[Data records]
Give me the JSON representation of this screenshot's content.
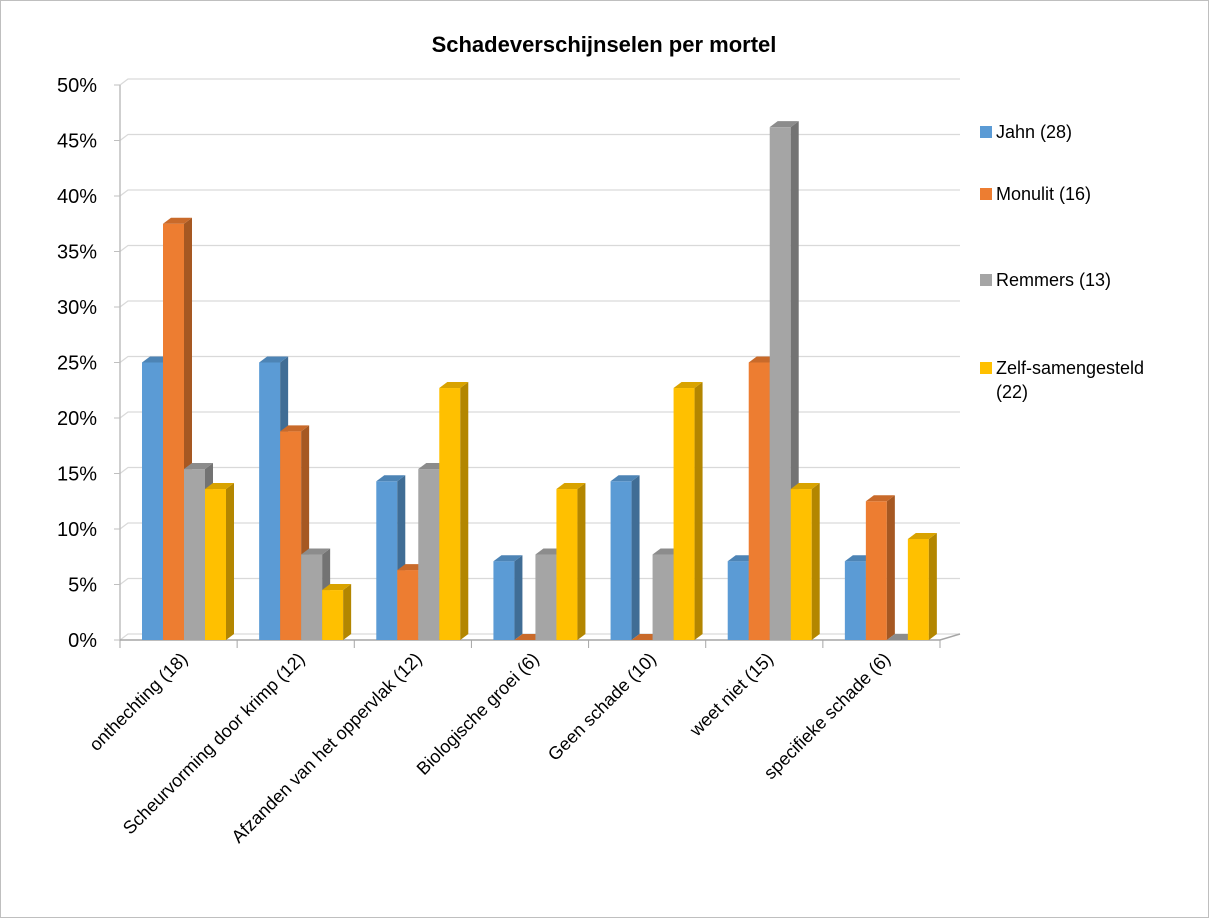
{
  "chart_data": {
    "type": "bar3d",
    "title": "Schadeverschijnselen per mortel",
    "categories": [
      "onthechting (18)",
      "Scheurvorming door krimp (12)",
      "Afzanden van het oppervlak (12)",
      "Biologische groei (6)",
      "Geen schade (10)",
      "weet niet (15)",
      "specifieke schade (6)"
    ],
    "series": [
      {
        "name": "Jahn (28)",
        "color": "#5b9bd5",
        "values": [
          25,
          25,
          14.3,
          7.1,
          14.3,
          7.1,
          7.1
        ]
      },
      {
        "name": "Monulit (16)",
        "color": "#ed7d31",
        "values": [
          37.5,
          18.8,
          6.3,
          0,
          0,
          25,
          12.5
        ]
      },
      {
        "name": "Remmers (13)",
        "color": "#a5a5a5",
        "values": [
          15.4,
          7.7,
          15.4,
          7.7,
          7.7,
          46.2,
          0
        ]
      },
      {
        "name": "Zelf-samengesteld (22)",
        "color": "#ffc000",
        "values": [
          13.6,
          4.5,
          22.7,
          13.6,
          22.7,
          13.6,
          9.1
        ]
      }
    ],
    "ylim": [
      0,
      50
    ],
    "yticks": [
      {
        "value": 0,
        "label": "0%"
      },
      {
        "value": 5,
        "label": "5%"
      },
      {
        "value": 10,
        "label": "10%"
      },
      {
        "value": 15,
        "label": "15%"
      },
      {
        "value": 20,
        "label": "20%"
      },
      {
        "value": 25,
        "label": "25%"
      },
      {
        "value": 30,
        "label": "30%"
      },
      {
        "value": 35,
        "label": "35%"
      },
      {
        "value": 40,
        "label": "40%"
      },
      {
        "value": 45,
        "label": "45%"
      },
      {
        "value": 50,
        "label": "50%"
      }
    ],
    "grid": true,
    "legend": "right"
  }
}
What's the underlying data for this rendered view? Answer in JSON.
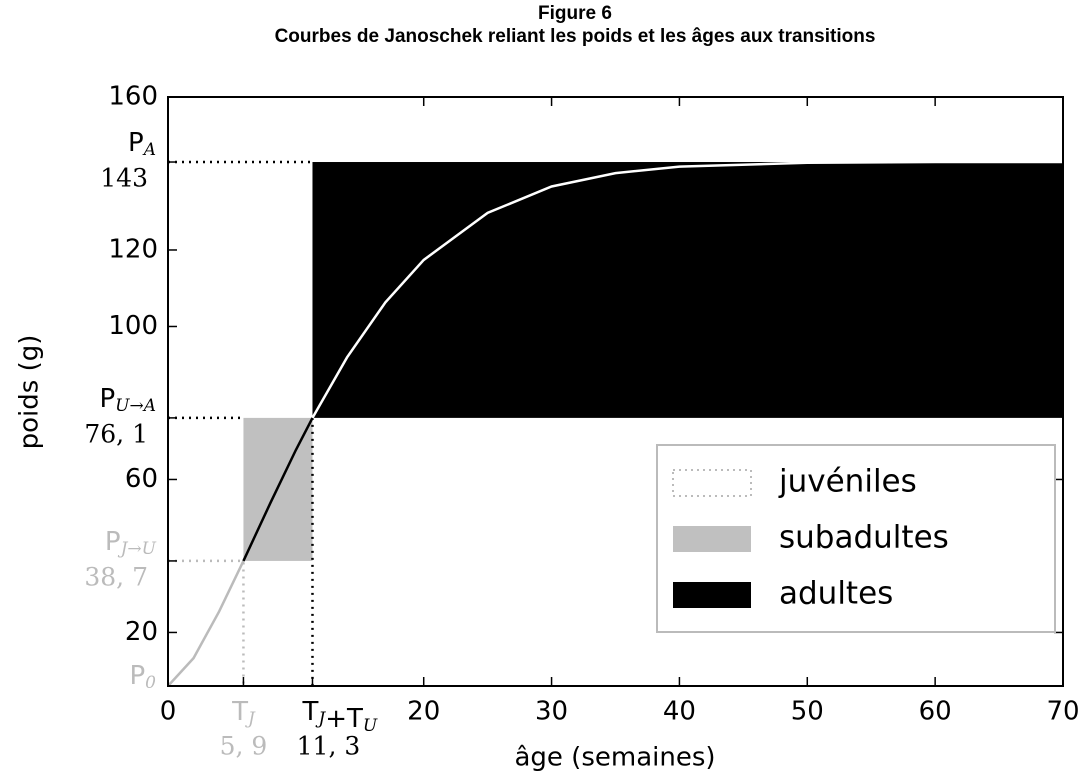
{
  "chart_data": {
    "type": "janoschek",
    "title": "Figure 6",
    "subtitle": "Courbes de Janoschek reliant les poids et les âges aux transitions",
    "xlabel": "âge (semaines)",
    "ylabel": "poids (g)",
    "xlim": [
      0,
      70
    ],
    "ylim": [
      6,
      160
    ],
    "xticks": [
      0,
      20,
      30,
      40,
      50,
      60,
      70
    ],
    "yticks": [
      20,
      60,
      100,
      120,
      160
    ],
    "xticks_special": [
      {
        "value": 5.9,
        "label": "5, 9",
        "color": "#bbbbbb",
        "parts": [
          {
            "text": "T",
            "sub": "J"
          }
        ]
      },
      {
        "value": 11.3,
        "label": "11, 3",
        "color": "#000000",
        "parts": [
          {
            "text": "T",
            "sub": "J"
          },
          {
            "text": "+T",
            "sub": "U"
          }
        ]
      }
    ],
    "yticks_special": [
      {
        "value": 143,
        "label": "143",
        "color": "#000000",
        "parts": [
          {
            "text": "P",
            "sub": "A"
          }
        ]
      },
      {
        "value": 76.1,
        "label": "76, 1",
        "color": "#000000",
        "parts": [
          {
            "text": "P",
            "sub": "U→A"
          }
        ]
      },
      {
        "value": 38.7,
        "label": "38, 7",
        "color": "#bbbbbb",
        "parts": [
          {
            "text": "P",
            "sub": "J→U"
          }
        ]
      },
      {
        "value": 6,
        "color": "#bbbbbb",
        "parts": [
          {
            "text": "P",
            "sub": "0"
          }
        ]
      }
    ],
    "regions": [
      {
        "name": "juvéniles",
        "style": "dotted",
        "color": "#bbbbbb",
        "curve_color": "#bbbbbb",
        "x": [
          0,
          5.9
        ],
        "y": [
          6,
          38.7
        ]
      },
      {
        "name": "subadultes",
        "style": "filled",
        "color": "#c0c0c0",
        "curve_color": "#000000",
        "x": [
          5.9,
          11.3
        ],
        "y": [
          38.7,
          76.1
        ]
      },
      {
        "name": "adultes",
        "style": "filled",
        "color": "#000000",
        "curve_color": "#ffffff",
        "x": [
          11.3,
          70
        ],
        "y": [
          76.1,
          143
        ]
      }
    ],
    "curve": {
      "x": [
        0,
        2,
        4,
        5.9,
        8,
        10,
        11.3,
        14,
        17,
        20,
        25,
        30,
        35,
        40,
        50,
        60,
        70
      ],
      "values": [
        6,
        13.3,
        25.5,
        38.7,
        53.8,
        67.7,
        76.1,
        91.9,
        106.3,
        117.4,
        129.7,
        136.6,
        140.1,
        141.8,
        142.8,
        143,
        143
      ]
    },
    "legend": "lower right"
  }
}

_Written task_: Without the pictures, transcribe the listing above exactly.

_Right answer_:
Give me the JSON representation of this screenshot's content.
{
  "chart_data": {
    "type": "bar3d",
    "title": "Schadeverschijnselen per mortel",
    "categories": [
      "onthechting (18)",
      "Scheurvorming door krimp (12)",
      "Afzanden van het oppervlak (12)",
      "Biologische groei (6)",
      "Geen schade (10)",
      "weet niet (15)",
      "specifieke schade (6)"
    ],
    "series": [
      {
        "name": "Jahn (28)",
        "color": "#5b9bd5",
        "values": [
          25,
          25,
          14.3,
          7.1,
          14.3,
          7.1,
          7.1
        ]
      },
      {
        "name": "Monulit (16)",
        "color": "#ed7d31",
        "values": [
          37.5,
          18.8,
          6.3,
          0,
          0,
          25,
          12.5
        ]
      },
      {
        "name": "Remmers (13)",
        "color": "#a5a5a5",
        "values": [
          15.4,
          7.7,
          15.4,
          7.7,
          7.7,
          46.2,
          0
        ]
      },
      {
        "name": "Zelf-samengesteld (22)",
        "color": "#ffc000",
        "values": [
          13.6,
          4.5,
          22.7,
          13.6,
          22.7,
          13.6,
          9.1
        ]
      }
    ],
    "ylim": [
      0,
      50
    ],
    "yticks": [
      {
        "value": 0,
        "label": "0%"
      },
      {
        "value": 5,
        "label": "5%"
      },
      {
        "value": 10,
        "label": "10%"
      },
      {
        "value": 15,
        "label": "15%"
      },
      {
        "value": 20,
        "label": "20%"
      },
      {
        "value": 25,
        "label": "25%"
      },
      {
        "value": 30,
        "label": "30%"
      },
      {
        "value": 35,
        "label": "35%"
      },
      {
        "value": 40,
        "label": "40%"
      },
      {
        "value": 45,
        "label": "45%"
      },
      {
        "value": 50,
        "label": "50%"
      }
    ],
    "grid": true,
    "legend": "right"
  }
}
What's the underlying data for this rendered view? Answer in JSON.
{
  "chart_data": {
    "type": "janoschek",
    "title": "Figure 6",
    "subtitle": "Courbes de Janoschek reliant les poids et les âges aux transitions",
    "xlabel": "âge (semaines)",
    "ylabel": "poids (g)",
    "xlim": [
      0,
      70
    ],
    "ylim": [
      6,
      160
    ],
    "xticks": [
      0,
      20,
      30,
      40,
      50,
      60,
      70
    ],
    "yticks": [
      20,
      60,
      100,
      120,
      160
    ],
    "xticks_special": [
      {
        "value": 5.9,
        "label": "5, 9",
        "color": "#bbbbbb",
        "parts": [
          {
            "text": "T",
            "sub": "J"
          }
        ]
      },
      {
        "value": 11.3,
        "label": "11, 3",
        "color": "#000000",
        "parts": [
          {
            "text": "T",
            "sub": "J"
          },
          {
            "text": "+T",
            "sub": "U"
          }
        ]
      }
    ],
    "yticks_special": [
      {
        "value": 143,
        "label": "143",
        "color": "#000000",
        "parts": [
          {
            "text": "P",
            "sub": "A"
          }
        ]
      },
      {
        "value": 76.1,
        "label": "76, 1",
        "color": "#000000",
        "parts": [
          {
            "text": "P",
            "sub": "U→A"
          }
        ]
      },
      {
        "value": 38.7,
        "label": "38, 7",
        "color": "#bbbbbb",
        "parts": [
          {
            "text": "P",
            "sub": "J→U"
          }
        ]
      },
      {
        "value": 6,
        "color": "#bbbbbb",
        "parts": [
          {
            "text": "P",
            "sub": "0"
          }
        ]
      }
    ],
    "regions": [
      {
        "name": "juvéniles",
        "style": "dotted",
        "color": "#bbbbbb",
        "curve_color": "#bbbbbb",
        "x": [
          0,
          5.9
        ],
        "y": [
          6,
          38.7
        ]
      },
      {
        "name": "subadultes",
        "style": "filled",
        "color": "#c0c0c0",
        "curve_color": "#000000",
        "x": [
          5.9,
          11.3
        ],
        "y": [
          38.7,
          76.1
        ]
      },
      {
        "name": "adultes",
        "style": "filled",
        "color": "#000000",
        "curve_color": "#ffffff",
        "x": [
          11.3,
          70
        ],
        "y": [
          76.1,
          143
        ]
      }
    ],
    "curve": {
      "x": [
        0,
        2,
        4,
        5.9,
        8,
        10,
        11.3,
        14,
        17,
        20,
        25,
        30,
        35,
        40,
        50,
        60,
        70
      ],
      "values": [
        6,
        13.3,
        25.5,
        38.7,
        53.8,
        67.7,
        76.1,
        91.9,
        106.3,
        117.4,
        129.7,
        136.6,
        140.1,
        141.8,
        142.8,
        143,
        143
      ]
    },
    "legend": "lower right"
  }
}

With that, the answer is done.